'''
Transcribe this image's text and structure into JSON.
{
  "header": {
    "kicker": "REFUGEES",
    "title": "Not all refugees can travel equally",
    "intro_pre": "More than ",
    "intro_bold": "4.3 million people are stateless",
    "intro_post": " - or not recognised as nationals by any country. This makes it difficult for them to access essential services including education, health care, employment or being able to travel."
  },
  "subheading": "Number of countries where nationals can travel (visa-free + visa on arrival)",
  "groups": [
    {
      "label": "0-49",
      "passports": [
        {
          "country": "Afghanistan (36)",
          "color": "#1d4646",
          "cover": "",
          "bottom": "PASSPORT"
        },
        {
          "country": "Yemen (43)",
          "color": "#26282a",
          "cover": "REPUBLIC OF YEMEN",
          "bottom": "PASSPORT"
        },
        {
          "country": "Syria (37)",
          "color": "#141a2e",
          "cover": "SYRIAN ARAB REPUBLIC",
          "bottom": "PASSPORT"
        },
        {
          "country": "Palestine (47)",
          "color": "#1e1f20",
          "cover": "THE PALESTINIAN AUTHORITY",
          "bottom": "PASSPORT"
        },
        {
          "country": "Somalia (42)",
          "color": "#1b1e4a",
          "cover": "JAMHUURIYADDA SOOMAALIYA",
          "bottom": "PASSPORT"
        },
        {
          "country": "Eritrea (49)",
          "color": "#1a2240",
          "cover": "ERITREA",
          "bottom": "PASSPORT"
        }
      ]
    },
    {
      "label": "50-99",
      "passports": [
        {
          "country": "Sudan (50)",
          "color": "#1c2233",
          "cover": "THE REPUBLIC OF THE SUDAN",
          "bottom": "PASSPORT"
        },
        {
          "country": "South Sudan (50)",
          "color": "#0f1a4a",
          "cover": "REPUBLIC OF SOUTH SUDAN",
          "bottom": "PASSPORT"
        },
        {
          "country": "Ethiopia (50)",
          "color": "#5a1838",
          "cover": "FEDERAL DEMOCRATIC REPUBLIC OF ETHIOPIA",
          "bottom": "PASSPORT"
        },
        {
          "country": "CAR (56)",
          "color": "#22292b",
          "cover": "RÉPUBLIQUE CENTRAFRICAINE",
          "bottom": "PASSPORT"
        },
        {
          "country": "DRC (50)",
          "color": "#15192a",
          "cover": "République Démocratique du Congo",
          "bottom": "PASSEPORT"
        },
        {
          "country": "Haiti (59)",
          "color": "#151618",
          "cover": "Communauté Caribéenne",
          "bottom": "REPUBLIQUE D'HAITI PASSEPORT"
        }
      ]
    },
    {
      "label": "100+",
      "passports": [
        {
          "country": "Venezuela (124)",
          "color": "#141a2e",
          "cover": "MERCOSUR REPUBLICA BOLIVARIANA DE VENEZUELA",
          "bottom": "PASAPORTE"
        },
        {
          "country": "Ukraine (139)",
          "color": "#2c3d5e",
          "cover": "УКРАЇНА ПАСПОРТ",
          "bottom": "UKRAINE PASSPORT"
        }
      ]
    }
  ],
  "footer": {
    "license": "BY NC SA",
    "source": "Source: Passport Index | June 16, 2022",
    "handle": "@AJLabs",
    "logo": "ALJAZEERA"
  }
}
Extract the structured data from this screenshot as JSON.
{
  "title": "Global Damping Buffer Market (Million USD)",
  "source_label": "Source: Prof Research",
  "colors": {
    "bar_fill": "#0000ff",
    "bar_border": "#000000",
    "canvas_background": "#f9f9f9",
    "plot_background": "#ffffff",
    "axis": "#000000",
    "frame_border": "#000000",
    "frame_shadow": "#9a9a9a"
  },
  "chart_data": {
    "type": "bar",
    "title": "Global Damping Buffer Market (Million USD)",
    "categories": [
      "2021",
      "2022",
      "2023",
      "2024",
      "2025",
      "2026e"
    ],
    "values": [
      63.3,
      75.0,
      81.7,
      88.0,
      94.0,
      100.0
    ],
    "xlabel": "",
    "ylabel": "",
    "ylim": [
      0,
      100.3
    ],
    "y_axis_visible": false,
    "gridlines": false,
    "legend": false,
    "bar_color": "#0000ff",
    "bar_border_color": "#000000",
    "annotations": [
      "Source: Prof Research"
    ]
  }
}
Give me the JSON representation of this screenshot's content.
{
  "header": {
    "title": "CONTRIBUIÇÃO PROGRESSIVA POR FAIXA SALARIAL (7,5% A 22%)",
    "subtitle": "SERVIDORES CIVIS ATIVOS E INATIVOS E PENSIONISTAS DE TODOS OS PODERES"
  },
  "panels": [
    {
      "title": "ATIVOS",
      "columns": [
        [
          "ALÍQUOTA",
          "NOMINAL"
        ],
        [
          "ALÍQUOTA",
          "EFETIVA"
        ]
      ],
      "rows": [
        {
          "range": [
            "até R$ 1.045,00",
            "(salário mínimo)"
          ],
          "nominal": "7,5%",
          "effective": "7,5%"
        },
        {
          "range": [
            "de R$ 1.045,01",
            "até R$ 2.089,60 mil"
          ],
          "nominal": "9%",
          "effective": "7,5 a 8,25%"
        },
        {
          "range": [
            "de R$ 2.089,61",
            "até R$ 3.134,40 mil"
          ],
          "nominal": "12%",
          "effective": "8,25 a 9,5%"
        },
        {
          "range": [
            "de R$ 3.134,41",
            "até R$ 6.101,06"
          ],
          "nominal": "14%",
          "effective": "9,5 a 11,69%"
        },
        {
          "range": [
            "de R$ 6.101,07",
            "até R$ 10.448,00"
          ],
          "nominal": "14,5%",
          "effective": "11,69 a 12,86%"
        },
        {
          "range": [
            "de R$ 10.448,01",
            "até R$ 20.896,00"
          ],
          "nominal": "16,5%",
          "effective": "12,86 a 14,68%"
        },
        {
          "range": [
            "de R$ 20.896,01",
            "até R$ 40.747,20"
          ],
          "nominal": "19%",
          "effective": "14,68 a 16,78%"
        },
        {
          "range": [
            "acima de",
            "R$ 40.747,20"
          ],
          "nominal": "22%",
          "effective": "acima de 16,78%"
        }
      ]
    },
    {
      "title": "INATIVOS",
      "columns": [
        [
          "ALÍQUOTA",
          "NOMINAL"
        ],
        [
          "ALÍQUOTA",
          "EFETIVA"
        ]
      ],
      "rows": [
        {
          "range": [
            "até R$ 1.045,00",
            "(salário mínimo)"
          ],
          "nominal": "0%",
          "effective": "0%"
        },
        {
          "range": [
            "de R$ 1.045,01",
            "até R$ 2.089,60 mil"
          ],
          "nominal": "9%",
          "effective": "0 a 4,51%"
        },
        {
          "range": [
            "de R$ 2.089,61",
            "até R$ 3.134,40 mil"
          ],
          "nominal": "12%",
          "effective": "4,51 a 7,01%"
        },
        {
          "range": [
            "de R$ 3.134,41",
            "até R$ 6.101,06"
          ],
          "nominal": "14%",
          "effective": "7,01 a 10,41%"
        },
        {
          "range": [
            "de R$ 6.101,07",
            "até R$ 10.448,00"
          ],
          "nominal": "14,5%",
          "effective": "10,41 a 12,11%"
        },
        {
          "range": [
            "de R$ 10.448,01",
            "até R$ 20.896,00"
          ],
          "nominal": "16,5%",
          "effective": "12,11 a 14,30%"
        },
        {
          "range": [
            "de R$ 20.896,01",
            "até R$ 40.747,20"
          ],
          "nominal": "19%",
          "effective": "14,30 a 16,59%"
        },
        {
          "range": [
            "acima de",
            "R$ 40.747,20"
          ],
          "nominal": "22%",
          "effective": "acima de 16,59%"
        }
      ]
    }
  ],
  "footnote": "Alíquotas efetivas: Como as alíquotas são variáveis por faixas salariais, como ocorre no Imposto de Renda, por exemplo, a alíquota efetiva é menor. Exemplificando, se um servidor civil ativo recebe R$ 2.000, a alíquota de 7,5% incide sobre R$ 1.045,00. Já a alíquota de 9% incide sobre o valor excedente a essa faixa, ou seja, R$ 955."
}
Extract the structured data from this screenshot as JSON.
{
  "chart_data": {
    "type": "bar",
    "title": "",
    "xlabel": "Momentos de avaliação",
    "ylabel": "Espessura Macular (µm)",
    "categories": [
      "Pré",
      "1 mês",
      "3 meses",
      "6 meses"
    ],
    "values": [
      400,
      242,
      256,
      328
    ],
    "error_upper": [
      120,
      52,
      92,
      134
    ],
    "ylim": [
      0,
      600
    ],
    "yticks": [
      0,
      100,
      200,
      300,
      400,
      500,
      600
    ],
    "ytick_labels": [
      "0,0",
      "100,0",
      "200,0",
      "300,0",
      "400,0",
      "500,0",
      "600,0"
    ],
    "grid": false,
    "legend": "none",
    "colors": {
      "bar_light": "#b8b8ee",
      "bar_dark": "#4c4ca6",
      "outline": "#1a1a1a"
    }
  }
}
'''
◆ TASK TO COMPLETE ◆
From the listing, copy every line where the string "nationals" appears.

◆ SOLUTION TO THIS PROBLEM ◆
    "intro_post": " - or not recognised as nationals by any country. This makes it difficult for them to access essential services including education, health care, employment or being able to travel."
  "subheading": "Number of countries where nationals can travel (visa-free + visa on arrival)",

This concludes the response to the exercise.